Data in this exercise:
-- BEGIN --

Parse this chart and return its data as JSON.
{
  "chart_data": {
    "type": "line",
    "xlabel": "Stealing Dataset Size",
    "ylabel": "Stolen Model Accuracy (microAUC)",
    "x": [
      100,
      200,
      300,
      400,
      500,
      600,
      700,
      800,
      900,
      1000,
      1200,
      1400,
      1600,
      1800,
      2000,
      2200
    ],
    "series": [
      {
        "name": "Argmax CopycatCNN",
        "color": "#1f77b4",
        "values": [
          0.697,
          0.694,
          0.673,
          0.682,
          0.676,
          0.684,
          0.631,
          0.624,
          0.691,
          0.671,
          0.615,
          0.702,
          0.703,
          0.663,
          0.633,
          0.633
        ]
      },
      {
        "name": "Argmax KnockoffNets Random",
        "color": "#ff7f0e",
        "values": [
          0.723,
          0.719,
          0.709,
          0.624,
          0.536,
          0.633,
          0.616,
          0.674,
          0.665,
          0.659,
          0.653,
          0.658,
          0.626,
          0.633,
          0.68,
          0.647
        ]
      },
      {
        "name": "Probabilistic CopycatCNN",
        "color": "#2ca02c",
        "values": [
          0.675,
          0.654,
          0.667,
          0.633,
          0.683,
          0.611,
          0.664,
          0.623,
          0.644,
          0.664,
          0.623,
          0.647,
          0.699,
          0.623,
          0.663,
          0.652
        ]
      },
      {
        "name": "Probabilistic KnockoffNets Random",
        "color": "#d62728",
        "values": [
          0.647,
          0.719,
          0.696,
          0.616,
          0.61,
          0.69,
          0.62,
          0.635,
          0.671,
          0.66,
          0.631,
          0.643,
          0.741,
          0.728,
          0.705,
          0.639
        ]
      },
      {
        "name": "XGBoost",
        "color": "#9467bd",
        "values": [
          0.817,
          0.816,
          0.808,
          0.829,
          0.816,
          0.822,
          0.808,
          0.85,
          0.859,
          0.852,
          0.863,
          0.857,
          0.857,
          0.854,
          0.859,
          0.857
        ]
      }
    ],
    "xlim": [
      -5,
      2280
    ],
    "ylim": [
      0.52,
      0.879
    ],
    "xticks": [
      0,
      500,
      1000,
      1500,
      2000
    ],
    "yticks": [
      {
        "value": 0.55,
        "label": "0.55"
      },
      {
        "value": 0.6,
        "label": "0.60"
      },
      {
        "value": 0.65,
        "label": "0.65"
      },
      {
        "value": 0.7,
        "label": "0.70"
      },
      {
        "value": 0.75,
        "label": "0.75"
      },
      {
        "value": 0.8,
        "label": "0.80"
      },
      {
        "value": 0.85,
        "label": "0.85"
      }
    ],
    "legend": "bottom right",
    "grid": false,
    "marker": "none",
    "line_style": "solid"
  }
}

-- END --

Give the count of lines containing "Argmax", with no added text.

Final answer: 2